Exercise requirements
Search the listing for "Míra" and copy every line where it appears.

Supplied data
## START

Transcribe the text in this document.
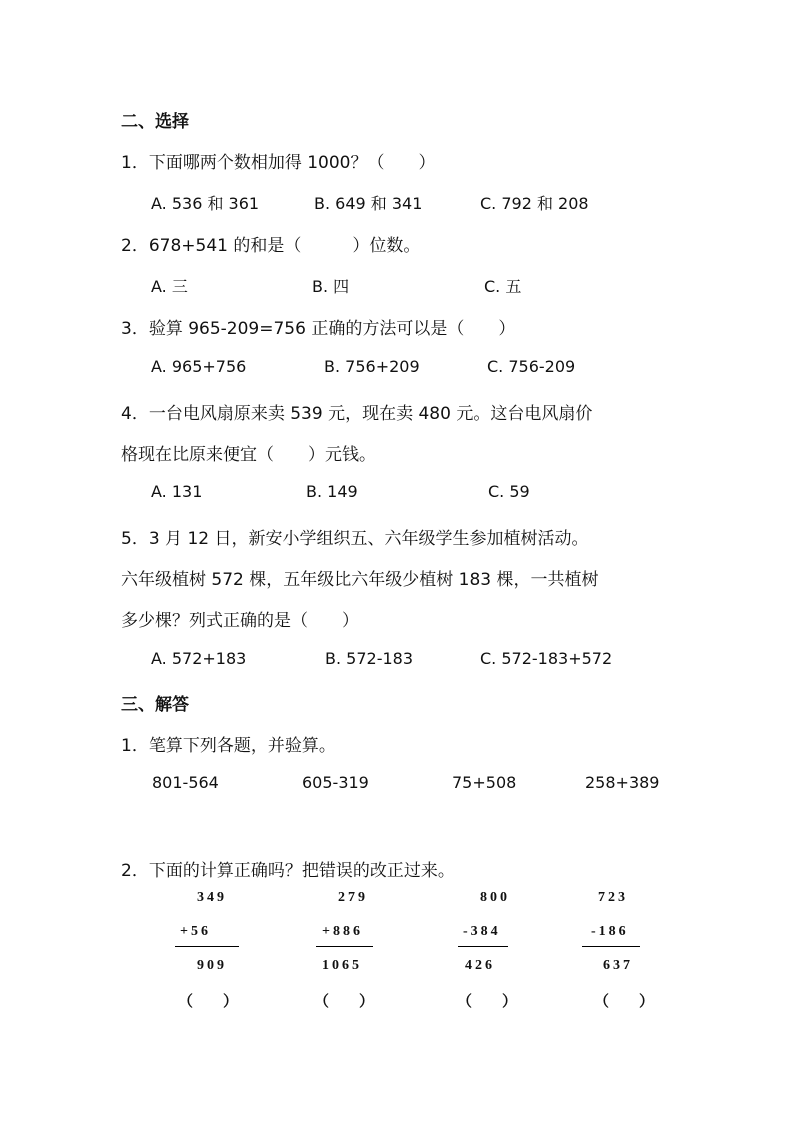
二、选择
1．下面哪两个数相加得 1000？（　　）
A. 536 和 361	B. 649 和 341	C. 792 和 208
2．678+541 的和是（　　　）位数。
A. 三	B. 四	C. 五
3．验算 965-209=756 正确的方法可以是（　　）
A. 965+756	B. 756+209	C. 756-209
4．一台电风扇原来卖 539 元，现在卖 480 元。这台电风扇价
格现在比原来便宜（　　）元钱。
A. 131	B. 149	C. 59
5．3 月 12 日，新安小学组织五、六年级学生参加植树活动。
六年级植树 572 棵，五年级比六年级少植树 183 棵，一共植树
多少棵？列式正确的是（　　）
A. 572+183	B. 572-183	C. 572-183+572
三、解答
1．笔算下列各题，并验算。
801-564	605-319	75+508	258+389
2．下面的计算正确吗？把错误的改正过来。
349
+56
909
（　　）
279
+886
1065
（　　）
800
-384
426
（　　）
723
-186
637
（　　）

## END
## START

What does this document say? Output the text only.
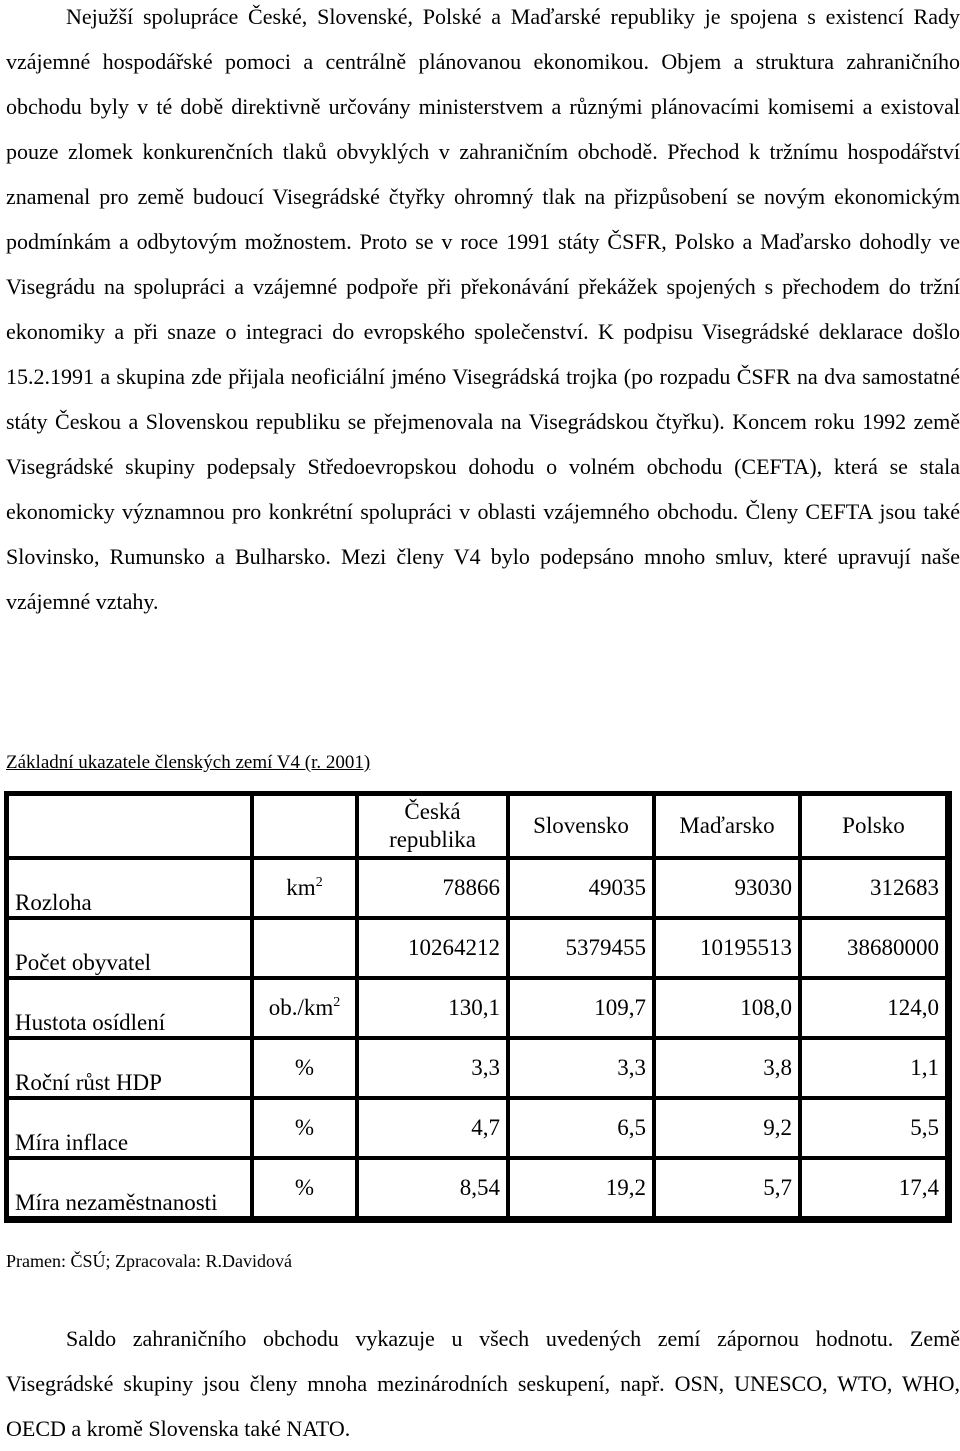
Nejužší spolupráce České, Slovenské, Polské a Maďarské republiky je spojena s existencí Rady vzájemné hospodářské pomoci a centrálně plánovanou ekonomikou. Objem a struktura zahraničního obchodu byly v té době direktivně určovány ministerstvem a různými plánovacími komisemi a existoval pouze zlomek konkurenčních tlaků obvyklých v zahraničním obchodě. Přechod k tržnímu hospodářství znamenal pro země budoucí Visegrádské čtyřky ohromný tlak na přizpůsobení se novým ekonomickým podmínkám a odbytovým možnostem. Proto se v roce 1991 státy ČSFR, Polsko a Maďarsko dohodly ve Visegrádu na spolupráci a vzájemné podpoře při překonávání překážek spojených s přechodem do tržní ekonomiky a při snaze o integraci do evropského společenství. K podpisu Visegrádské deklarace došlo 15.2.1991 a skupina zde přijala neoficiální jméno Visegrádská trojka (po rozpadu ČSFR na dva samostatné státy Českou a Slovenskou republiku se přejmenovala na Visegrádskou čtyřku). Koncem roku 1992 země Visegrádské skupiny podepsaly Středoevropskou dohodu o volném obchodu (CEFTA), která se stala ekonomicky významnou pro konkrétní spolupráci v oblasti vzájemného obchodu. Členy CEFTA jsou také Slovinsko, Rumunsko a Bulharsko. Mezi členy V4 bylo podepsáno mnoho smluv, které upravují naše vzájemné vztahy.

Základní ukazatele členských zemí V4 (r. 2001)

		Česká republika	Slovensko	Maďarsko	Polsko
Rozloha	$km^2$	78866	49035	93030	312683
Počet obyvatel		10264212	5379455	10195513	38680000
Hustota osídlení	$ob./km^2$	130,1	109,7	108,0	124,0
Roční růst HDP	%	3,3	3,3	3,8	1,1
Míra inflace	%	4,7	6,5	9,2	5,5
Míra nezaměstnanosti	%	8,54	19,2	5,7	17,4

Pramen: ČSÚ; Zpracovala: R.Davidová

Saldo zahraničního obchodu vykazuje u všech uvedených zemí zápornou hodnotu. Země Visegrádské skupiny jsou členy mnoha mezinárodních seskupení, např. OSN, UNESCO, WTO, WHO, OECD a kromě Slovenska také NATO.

## END
## START

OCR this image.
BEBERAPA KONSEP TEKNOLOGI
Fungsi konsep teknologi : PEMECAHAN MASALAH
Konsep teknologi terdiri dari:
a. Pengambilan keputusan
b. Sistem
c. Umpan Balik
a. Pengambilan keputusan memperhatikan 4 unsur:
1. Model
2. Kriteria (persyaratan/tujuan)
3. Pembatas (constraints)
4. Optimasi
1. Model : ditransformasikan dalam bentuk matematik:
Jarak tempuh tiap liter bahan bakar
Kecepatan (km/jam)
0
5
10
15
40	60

## END

Result
Míra inflace	%	4,7	6,5	9,2	5,5
Míra nezaměstnanosti	%	8,54	19,2	5,7	17,4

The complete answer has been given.